• YOUR GOAL:
Each line containing the word "this" should be found and copied.

^^^^^^^^^^^^^^^^

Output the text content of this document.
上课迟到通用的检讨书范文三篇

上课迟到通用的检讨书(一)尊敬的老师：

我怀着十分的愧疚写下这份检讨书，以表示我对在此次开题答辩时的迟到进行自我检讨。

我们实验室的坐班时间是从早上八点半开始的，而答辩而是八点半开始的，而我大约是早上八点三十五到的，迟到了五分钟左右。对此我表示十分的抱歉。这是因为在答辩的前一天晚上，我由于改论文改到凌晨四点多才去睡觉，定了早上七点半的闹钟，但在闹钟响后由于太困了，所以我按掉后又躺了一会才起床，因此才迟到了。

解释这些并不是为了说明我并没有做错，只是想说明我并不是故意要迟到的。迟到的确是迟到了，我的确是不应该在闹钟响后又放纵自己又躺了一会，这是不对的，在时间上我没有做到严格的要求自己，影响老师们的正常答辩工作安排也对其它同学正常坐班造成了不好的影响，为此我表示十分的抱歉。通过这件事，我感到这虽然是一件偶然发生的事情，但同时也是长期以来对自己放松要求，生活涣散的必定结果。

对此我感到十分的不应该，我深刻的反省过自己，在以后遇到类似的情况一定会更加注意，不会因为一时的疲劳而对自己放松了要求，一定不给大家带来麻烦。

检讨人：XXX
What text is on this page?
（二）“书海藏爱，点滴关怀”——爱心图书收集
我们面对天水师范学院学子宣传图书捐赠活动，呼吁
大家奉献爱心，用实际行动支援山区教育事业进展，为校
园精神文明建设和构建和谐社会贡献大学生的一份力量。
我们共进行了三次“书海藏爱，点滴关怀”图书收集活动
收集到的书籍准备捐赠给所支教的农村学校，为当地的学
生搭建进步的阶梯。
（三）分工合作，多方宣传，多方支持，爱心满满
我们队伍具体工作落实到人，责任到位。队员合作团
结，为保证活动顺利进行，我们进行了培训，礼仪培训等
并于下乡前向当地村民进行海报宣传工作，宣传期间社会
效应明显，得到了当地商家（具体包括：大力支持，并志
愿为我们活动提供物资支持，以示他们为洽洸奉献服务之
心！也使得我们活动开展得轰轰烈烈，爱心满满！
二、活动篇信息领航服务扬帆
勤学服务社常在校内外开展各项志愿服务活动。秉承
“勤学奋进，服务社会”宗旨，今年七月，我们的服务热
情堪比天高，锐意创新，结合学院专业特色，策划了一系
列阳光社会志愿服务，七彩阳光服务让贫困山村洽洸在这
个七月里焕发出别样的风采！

^^^^^^^^^^^^^^^^

• ANSWER:
Output the text content of this document.
What text is on this page?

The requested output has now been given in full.